■ Text
....

Listing 2: CNN with single-level tiling

#### 2 BACKGROUND

Consider the CNN computation shown in Listing 1. Listing 2 shows a single-level tiled code for the computation, where five of the loops are tiled (excluding the stencil dimensions *Nr* and *Ns*, which are usually small prime numbers like 3, 5, 7 and are not tiled). In prior work [9], it was shown that the volume of data movement for the sequential execution of the tiled CNN code on a system with a single-level memory hierarchy could be analytically modeled as a function of the tile sizes and fast-memory capacity *M* as:

$$\begin{split} \cos t &= N_b N_k N_w N_h + N_k N_c N_r N_s N_w N_h N_b / (T_w T_h T_b) + \\ N_b N_c (\sigma_w T_w + N_r - 1) (\sigma_h T_h + N_s - 1) N_w N_h N_k / (T_w T_h T_k) \\ (\sigma_w T_w + N_r - 1) (\sigma_h T_h + N_s - 1) T_b T_c + T_w T_h T_b T_k + \\ N_r N_s T_k T_c &\leq M, T_i \leq N_i, i \in \{b, k, w, h, c\} \end{split} \tag{1}$$

The five tile loops in Listing 1 are fully permutable, and for each permutation, an analytical cost expression can be derived [9]. However, many permutations have exactly the same cost expression. Specifically, it can be shown (under some conditions) that the permutation of the outer four tile loops does not change the cost [9]. Further, the three indexes b,h,w are equivalent with respect to the data reuse characteristics and can be treated as a composite index that ranges over the product of the three indices. In the treatment below, we will use  $T_{bhw}$  to represent  $T_bT_hT_w$ , and these tile loops will always be treated as a contiguous band.

....

■ Provided material

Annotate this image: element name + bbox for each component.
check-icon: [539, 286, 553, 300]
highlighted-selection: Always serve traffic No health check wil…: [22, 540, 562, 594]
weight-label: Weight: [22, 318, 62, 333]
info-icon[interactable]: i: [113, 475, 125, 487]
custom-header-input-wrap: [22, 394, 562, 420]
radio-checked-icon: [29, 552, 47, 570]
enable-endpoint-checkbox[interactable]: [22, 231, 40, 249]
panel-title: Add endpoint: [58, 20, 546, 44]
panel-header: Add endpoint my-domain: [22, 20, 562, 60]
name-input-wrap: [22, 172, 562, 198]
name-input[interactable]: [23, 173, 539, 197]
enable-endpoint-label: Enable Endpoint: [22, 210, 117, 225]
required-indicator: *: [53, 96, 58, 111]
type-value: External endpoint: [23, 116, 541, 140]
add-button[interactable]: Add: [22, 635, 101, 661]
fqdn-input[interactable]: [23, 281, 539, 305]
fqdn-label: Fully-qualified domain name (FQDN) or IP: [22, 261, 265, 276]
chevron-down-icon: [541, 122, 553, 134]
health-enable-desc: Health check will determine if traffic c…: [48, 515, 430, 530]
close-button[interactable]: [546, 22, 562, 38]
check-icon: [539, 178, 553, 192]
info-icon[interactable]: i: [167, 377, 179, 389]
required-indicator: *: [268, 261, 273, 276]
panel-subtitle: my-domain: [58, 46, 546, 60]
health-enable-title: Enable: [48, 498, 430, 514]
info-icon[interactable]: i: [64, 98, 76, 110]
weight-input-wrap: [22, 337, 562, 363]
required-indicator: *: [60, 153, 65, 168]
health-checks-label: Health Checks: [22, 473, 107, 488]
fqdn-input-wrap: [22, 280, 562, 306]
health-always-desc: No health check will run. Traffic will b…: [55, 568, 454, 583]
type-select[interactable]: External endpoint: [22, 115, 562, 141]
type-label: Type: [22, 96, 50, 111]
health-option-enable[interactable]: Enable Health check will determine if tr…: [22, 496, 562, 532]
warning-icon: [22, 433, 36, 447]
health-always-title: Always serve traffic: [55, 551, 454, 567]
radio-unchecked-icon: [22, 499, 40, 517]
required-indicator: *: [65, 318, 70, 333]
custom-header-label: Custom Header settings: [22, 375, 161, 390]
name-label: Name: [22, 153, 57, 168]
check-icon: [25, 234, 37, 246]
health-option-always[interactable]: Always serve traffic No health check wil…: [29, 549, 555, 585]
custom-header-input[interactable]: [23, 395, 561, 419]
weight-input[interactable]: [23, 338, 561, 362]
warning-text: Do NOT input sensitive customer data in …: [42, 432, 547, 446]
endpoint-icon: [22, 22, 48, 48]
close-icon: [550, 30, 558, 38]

....

■ Written task
Update the text on tiled CNN code from "The five tile" to "a contiguous band.", replacing "composite index" with "combined index". The records were drawn from a different source than the text.

■ Answer to the task
The five tile loops in Listing 1 are fully permutable, and for each permutation, an analytical cost expression can be derived [9]. However, many permutations have exactly the same cost expression. Specifically, it can be shown (under some conditions) that the permutation of the outer four tile loops does not change the cost [9]. Further, the three indexes b,h,w are equivalent with respect to the data reuse characteristics and can be treated as a combined index that ranges over the product of the three indices. In the treatment below, we will use  $T_{bhw}$  to represent  $T_bT_hT_w$ , and these tile loops will always be treated as a contiguous band.